__Extracted records__.
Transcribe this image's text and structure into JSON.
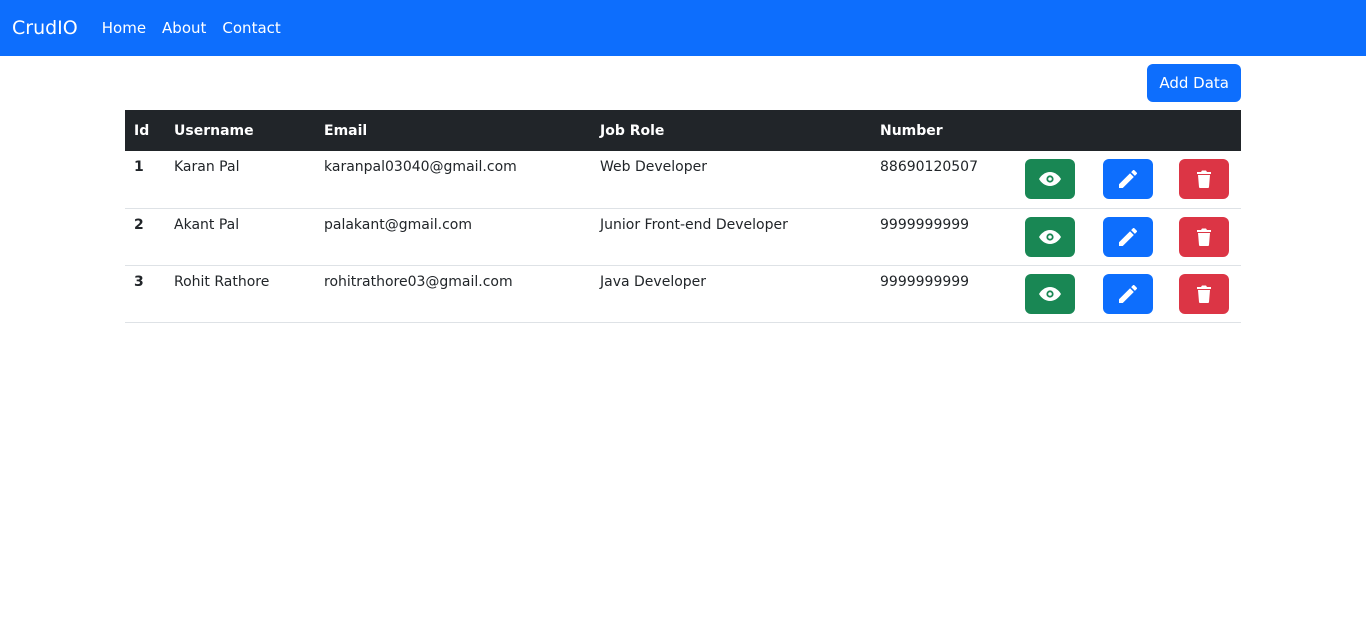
{
  "navbar": {
    "brand": "CrudIO",
    "links": [
      "Home",
      "About",
      "Contact"
    ]
  },
  "toolbar": {
    "add_label": "Add Data"
  },
  "table": {
    "headers": [
      "Id",
      "Username",
      "Email",
      "Job Role",
      "Number"
    ],
    "rows": [
      {
        "id": "1",
        "username": "Karan Pal",
        "email": "karanpal03040@gmail.com",
        "role": "Web Developer",
        "number": "88690120507"
      },
      {
        "id": "2",
        "username": "Akant Pal",
        "email": "palakant@gmail.com",
        "role": "Junior Front-end Developer",
        "number": "9999999999"
      },
      {
        "id": "3",
        "username": "Rohit Rathore",
        "email": "rohitrathore03@gmail.com",
        "role": "Java Developer",
        "number": "9999999999"
      }
    ]
  },
  "icons": {
    "view": "eye-icon",
    "edit": "pencil-icon",
    "delete": "trash-icon"
  },
  "colors": {
    "primary": "#0d6efd",
    "success": "#198754",
    "danger": "#dc3545",
    "dark": "#212529"
  }
}
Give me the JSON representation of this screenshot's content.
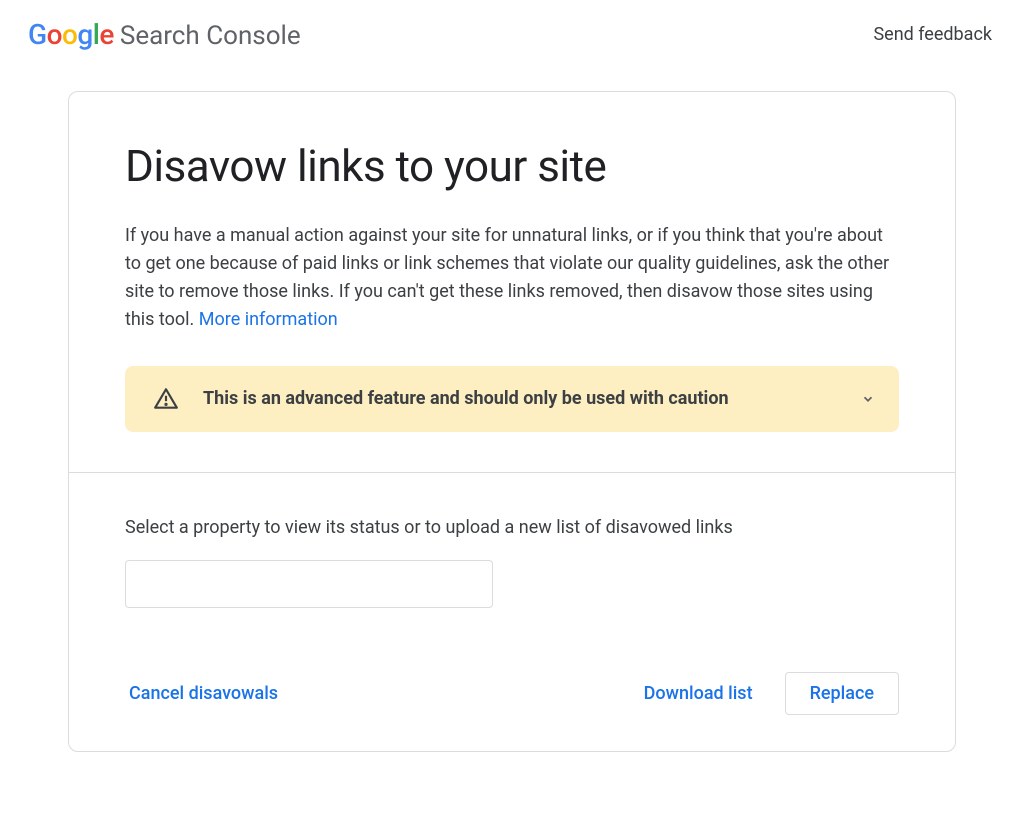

__Goal of the exercise__. Search the data for the word "Developer" and copy each line where it appears.

__Output of the exercise__.
        "role": "Web Developer",
        "role": "Junior Front-end Developer",
        "role": "Java Developer",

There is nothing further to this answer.